- [SET TASK] Images are not part of the copy; write out the rest of the data exactly as given.

::::

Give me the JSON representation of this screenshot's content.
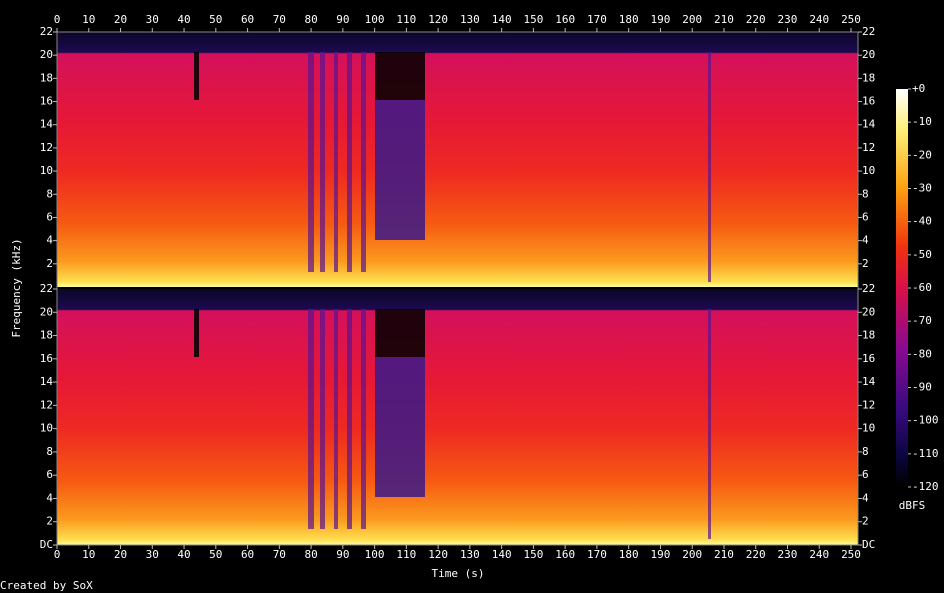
{
  "chart_data": {
    "type": "spectrogram",
    "xlabel": "Time (s)",
    "ylabel": "Frequency (kHz)",
    "credit": "Created by SoX",
    "xlim": [
      0,
      252.2
    ],
    "xticks": [
      0,
      10,
      20,
      30,
      40,
      50,
      60,
      70,
      80,
      90,
      100,
      110,
      120,
      130,
      140,
      150,
      160,
      170,
      180,
      190,
      200,
      210,
      220,
      230,
      240,
      250
    ],
    "ylim": [
      0,
      22
    ],
    "channels": [
      {
        "yticks": [
          2,
          4,
          6,
          8,
          10,
          12,
          14,
          16,
          18,
          20,
          22
        ]
      },
      {
        "yticks": [
          {
            "value": 0,
            "label": "DC"
          },
          2,
          4,
          6,
          8,
          10,
          12,
          14,
          16,
          18,
          20,
          22
        ]
      }
    ],
    "colorbar": {
      "label": "dBFS",
      "lim": [
        -120,
        0
      ],
      "ticks": [
        {
          "value": 0,
          "label": "+0"
        },
        -10,
        -20,
        -30,
        -40,
        -50,
        -60,
        -70,
        -80,
        -90,
        -100,
        -110,
        -120
      ]
    }
  }
}
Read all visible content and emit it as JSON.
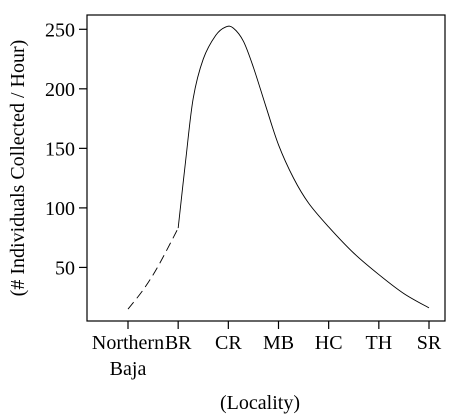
{
  "chart_data": {
    "type": "line",
    "title": "",
    "xlabel": "(Locality)",
    "ylabel": "(# Individuals Collected / Hour)",
    "categories": [
      [
        "Northern",
        "Baja"
      ],
      [
        "BR"
      ],
      [
        "CR"
      ],
      [
        "MB"
      ],
      [
        "HC"
      ],
      [
        "TH"
      ],
      [
        "SR"
      ]
    ],
    "yticks": [
      50,
      100,
      150,
      200,
      250
    ],
    "ylim": [
      5,
      262
    ],
    "grid": false,
    "legend": "none",
    "series": [
      {
        "style": "dashed",
        "points": [
          {
            "x": 0,
            "y": 15
          },
          {
            "x": 0.3,
            "y": 31
          },
          {
            "x": 0.6,
            "y": 51
          },
          {
            "x": 1.0,
            "y": 83
          }
        ]
      },
      {
        "style": "solid",
        "points": [
          {
            "x": 1.0,
            "y": 83
          },
          {
            "x": 1.15,
            "y": 140
          },
          {
            "x": 1.3,
            "y": 192
          },
          {
            "x": 1.5,
            "y": 225
          },
          {
            "x": 1.75,
            "y": 245
          },
          {
            "x": 1.95,
            "y": 252
          },
          {
            "x": 2.1,
            "y": 251
          },
          {
            "x": 2.3,
            "y": 240
          },
          {
            "x": 2.5,
            "y": 218
          },
          {
            "x": 2.75,
            "y": 185
          },
          {
            "x": 3.0,
            "y": 153
          },
          {
            "x": 3.3,
            "y": 125
          },
          {
            "x": 3.6,
            "y": 104
          },
          {
            "x": 4.0,
            "y": 84
          },
          {
            "x": 4.5,
            "y": 62
          },
          {
            "x": 5.0,
            "y": 44
          },
          {
            "x": 5.5,
            "y": 28
          },
          {
            "x": 6.0,
            "y": 16
          }
        ]
      }
    ]
  }
}
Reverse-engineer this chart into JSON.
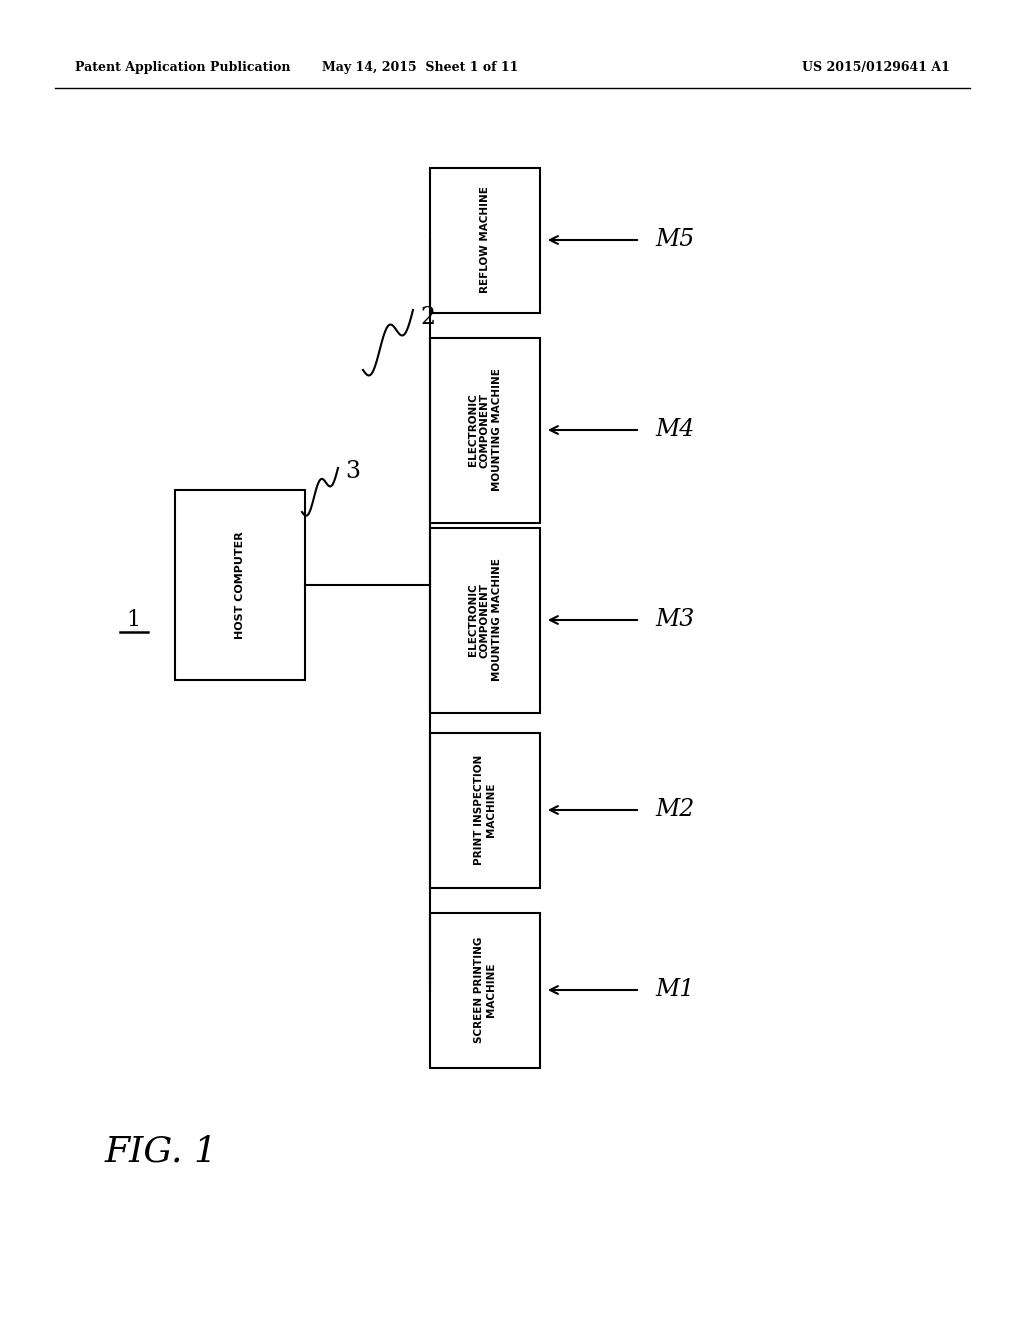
{
  "header_left": "Patent Application Publication",
  "header_mid": "May 14, 2015  Sheet 1 of 11",
  "header_right": "US 2015/0129641 A1",
  "fig_label": "FIG. 1",
  "network_label": "2",
  "system_label": "1",
  "host_label": "3",
  "host_text": "HOST COMPUTER",
  "machines": [
    {
      "label": "M1",
      "text": "SCREEN PRINTING\nMACHINE"
    },
    {
      "label": "M2",
      "text": "PRINT INSPECTION\nMACHINE"
    },
    {
      "label": "M3",
      "text": "ELECTRONIC\nCOMPONENT\nMOUNTING MACHINE"
    },
    {
      "label": "M4",
      "text": "ELECTRONIC\nCOMPONENT\nMOUNTING MACHINE"
    },
    {
      "label": "M5",
      "text": "REFLOW MACHINE"
    }
  ],
  "bg_color": "#ffffff",
  "box_color": "#000000",
  "line_color": "#000000",
  "text_color": "#000000"
}
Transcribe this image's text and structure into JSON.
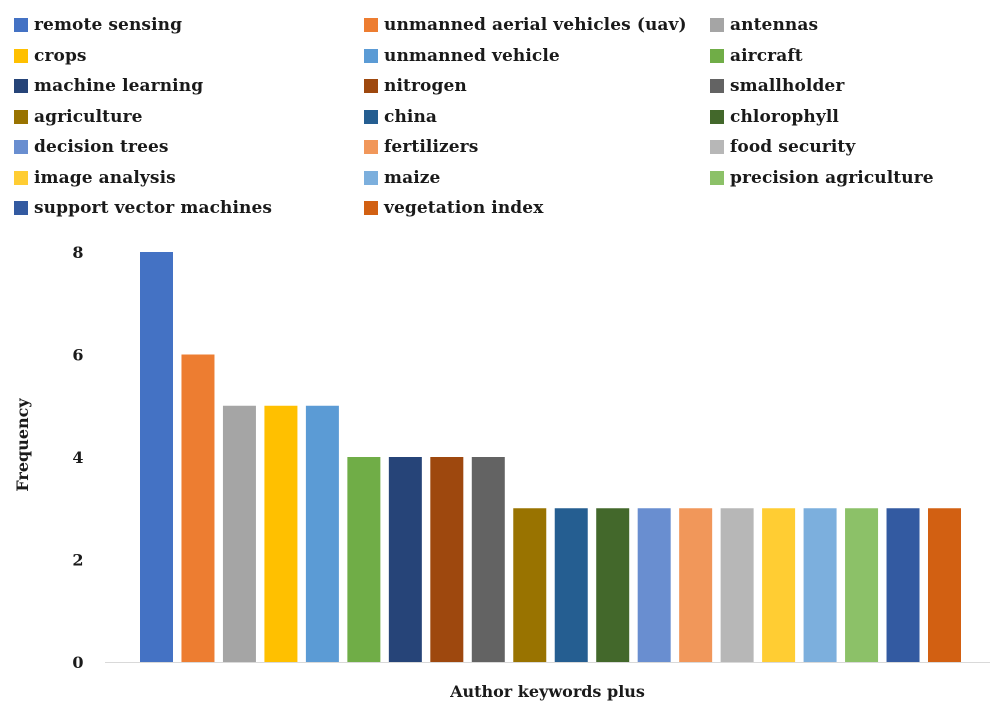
{
  "chart_data": {
    "type": "bar",
    "title": "",
    "xlabel": "Author keywords plus",
    "ylabel": "Frequency",
    "ylim": [
      0,
      8
    ],
    "yticks": [
      0,
      2,
      4,
      6,
      8
    ],
    "grid": false,
    "legend_placement": "top",
    "series": [
      {
        "name": "remote sensing",
        "value": 8,
        "color": "#4472C4"
      },
      {
        "name": "unmanned aerial vehicles (uav)",
        "value": 6,
        "color": "#ED7D31"
      },
      {
        "name": "antennas",
        "value": 5,
        "color": "#A5A5A5"
      },
      {
        "name": "crops",
        "value": 5,
        "color": "#FFC000"
      },
      {
        "name": "unmanned vehicle",
        "value": 5,
        "color": "#5B9BD5"
      },
      {
        "name": "aircraft",
        "value": 4,
        "color": "#70AD47"
      },
      {
        "name": "machine learning",
        "value": 4,
        "color": "#264478"
      },
      {
        "name": "nitrogen",
        "value": 4,
        "color": "#9E480E"
      },
      {
        "name": "smallholder",
        "value": 4,
        "color": "#636363"
      },
      {
        "name": "agriculture",
        "value": 3,
        "color": "#997300"
      },
      {
        "name": "china",
        "value": 3,
        "color": "#255E91"
      },
      {
        "name": "chlorophyll",
        "value": 3,
        "color": "#43682B"
      },
      {
        "name": "decision trees",
        "value": 3,
        "color": "#698ED0"
      },
      {
        "name": "fertilizers",
        "value": 3,
        "color": "#F1975A"
      },
      {
        "name": "food security",
        "value": 3,
        "color": "#B7B7B7"
      },
      {
        "name": "image analysis",
        "value": 3,
        "color": "#FFCD33"
      },
      {
        "name": "maize",
        "value": 3,
        "color": "#7CAFDD"
      },
      {
        "name": "precision agriculture",
        "value": 3,
        "color": "#8CC168"
      },
      {
        "name": "support vector machines",
        "value": 3,
        "color": "#335AA1"
      },
      {
        "name": "vegetation index",
        "value": 3,
        "color": "#D26012"
      }
    ]
  }
}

::::

- [SOLUTION]
Give me the JSON representation of this screenshot's content.
{
  "chart_data": {
    "type": "spectrogram",
    "xlabel": "Time (s)",
    "ylabel": "Frequency (kHz)",
    "credit": "Created by SoX",
    "xlim": [
      0,
      252.2
    ],
    "xticks": [
      0,
      10,
      20,
      30,
      40,
      50,
      60,
      70,
      80,
      90,
      100,
      110,
      120,
      130,
      140,
      150,
      160,
      170,
      180,
      190,
      200,
      210,
      220,
      230,
      240,
      250
    ],
    "ylim": [
      0,
      22
    ],
    "channels": [
      {
        "yticks": [
          2,
          4,
          6,
          8,
          10,
          12,
          14,
          16,
          18,
          20,
          22
        ]
      },
      {
        "yticks": [
          {
            "value": 0,
            "label": "DC"
          },
          2,
          4,
          6,
          8,
          10,
          12,
          14,
          16,
          18,
          20,
          22
        ]
      }
    ],
    "colorbar": {
      "label": "dBFS",
      "lim": [
        -120,
        0
      ],
      "ticks": [
        {
          "value": 0,
          "label": "+0"
        },
        -10,
        -20,
        -30,
        -40,
        -50,
        -60,
        -70,
        -80,
        -90,
        -100,
        -110,
        -120
      ]
    }
  }
}
Read all visible content and emit it as JSON.
{
  "chart_data": {
    "type": "line",
    "title": "",
    "xlabel": "(Locality)",
    "ylabel": "(# Individuals Collected / Hour)",
    "categories": [
      [
        "Northern",
        "Baja"
      ],
      [
        "BR"
      ],
      [
        "CR"
      ],
      [
        "MB"
      ],
      [
        "HC"
      ],
      [
        "TH"
      ],
      [
        "SR"
      ]
    ],
    "yticks": [
      50,
      100,
      150,
      200,
      250
    ],
    "ylim": [
      5,
      262
    ],
    "grid": false,
    "legend": "none",
    "series": [
      {
        "style": "dashed",
        "points": [
          {
            "x": 0,
            "y": 15
          },
          {
            "x": 0.3,
            "y": 31
          },
          {
            "x": 0.6,
            "y": 51
          },
          {
            "x": 1.0,
            "y": 83
          }
        ]
      },
      {
        "style": "solid",
        "points": [
          {
            "x": 1.0,
            "y": 83
          },
          {
            "x": 1.15,
            "y": 140
          },
          {
            "x": 1.3,
            "y": 192
          },
          {
            "x": 1.5,
            "y": 225
          },
          {
            "x": 1.75,
            "y": 245
          },
          {
            "x": 1.95,
            "y": 252
          },
          {
            "x": 2.1,
            "y": 251
          },
          {
            "x": 2.3,
            "y": 240
          },
          {
            "x": 2.5,
            "y": 218
          },
          {
            "x": 2.75,
            "y": 185
          },
          {
            "x": 3.0,
            "y": 153
          },
          {
            "x": 3.3,
            "y": 125
          },
          {
            "x": 3.6,
            "y": 104
          },
          {
            "x": 4.0,
            "y": 84
          },
          {
            "x": 4.5,
            "y": 62
          },
          {
            "x": 5.0,
            "y": 44
          },
          {
            "x": 5.5,
            "y": 28
          },
          {
            "x": 6.0,
            "y": 16
          }
        ]
      }
    ]
  }
}
Reverse-engineer this chart into JSON.
{
  "header_left": "Patent Application Publication",
  "header_mid": "May 14, 2015  Sheet 1 of 11",
  "header_right": "US 2015/0129641 A1",
  "fig_label": "FIG. 1",
  "network_label": "2",
  "system_label": "1",
  "host_label": "3",
  "host_text": "HOST COMPUTER",
  "machines": [
    {
      "label": "M1",
      "text": "SCREEN PRINTING\nMACHINE"
    },
    {
      "label": "M2",
      "text": "PRINT INSPECTION\nMACHINE"
    },
    {
      "label": "M3",
      "text": "ELECTRONIC\nCOMPONENT\nMOUNTING MACHINE"
    },
    {
      "label": "M4",
      "text": "ELECTRONIC\nCOMPONENT\nMOUNTING MACHINE"
    },
    {
      "label": "M5",
      "text": "REFLOW MACHINE"
    }
  ],
  "bg_color": "#ffffff",
  "box_color": "#000000",
  "line_color": "#000000",
  "text_color": "#000000"
}
Transcribe this image's text and structure into JSON.
{
  "chart_data": {
    "type": "bar",
    "title": "",
    "xlabel": "Author keywords plus",
    "ylabel": "Frequency",
    "ylim": [
      0,
      8
    ],
    "yticks": [
      0,
      2,
      4,
      6,
      8
    ],
    "grid": false,
    "legend_placement": "top",
    "series": [
      {
        "name": "remote sensing",
        "value": 8,
        "color": "#4472C4"
      },
      {
        "name": "unmanned aerial vehicles (uav)",
        "value": 6,
        "color": "#ED7D31"
      },
      {
        "name": "antennas",
        "value": 5,
        "color": "#A5A5A5"
      },
      {
        "name": "crops",
        "value": 5,
        "color": "#FFC000"
      },
      {
        "name": "unmanned vehicle",
        "value": 5,
        "color": "#5B9BD5"
      },
      {
        "name": "aircraft",
        "value": 4,
        "color": "#70AD47"
      },
      {
        "name": "machine learning",
        "value": 4,
        "color": "#264478"
      },
      {
        "name": "nitrogen",
        "value": 4,
        "color": "#9E480E"
      },
      {
        "name": "smallholder",
        "value": 4,
        "color": "#636363"
      },
      {
        "name": "agriculture",
        "value": 3,
        "color": "#997300"
      },
      {
        "name": "china",
        "value": 3,
        "color": "#255E91"
      },
      {
        "name": "chlorophyll",
        "value": 3,
        "color": "#43682B"
      },
      {
        "name": "decision trees",
        "value": 3,
        "color": "#698ED0"
      },
      {
        "name": "fertilizers",
        "value": 3,
        "color": "#F1975A"
      },
      {
        "name": "food security",
        "value": 3,
        "color": "#B7B7B7"
      },
      {
        "name": "image analysis",
        "value": 3,
        "color": "#FFCD33"
      },
      {
        "name": "maize",
        "value": 3,
        "color": "#7CAFDD"
      },
      {
        "name": "precision agriculture",
        "value": 3,
        "color": "#8CC168"
      },
      {
        "name": "support vector machines",
        "value": 3,
        "color": "#335AA1"
      },
      {
        "name": "vegetation index",
        "value": 3,
        "color": "#D26012"
      }
    ]
  }
}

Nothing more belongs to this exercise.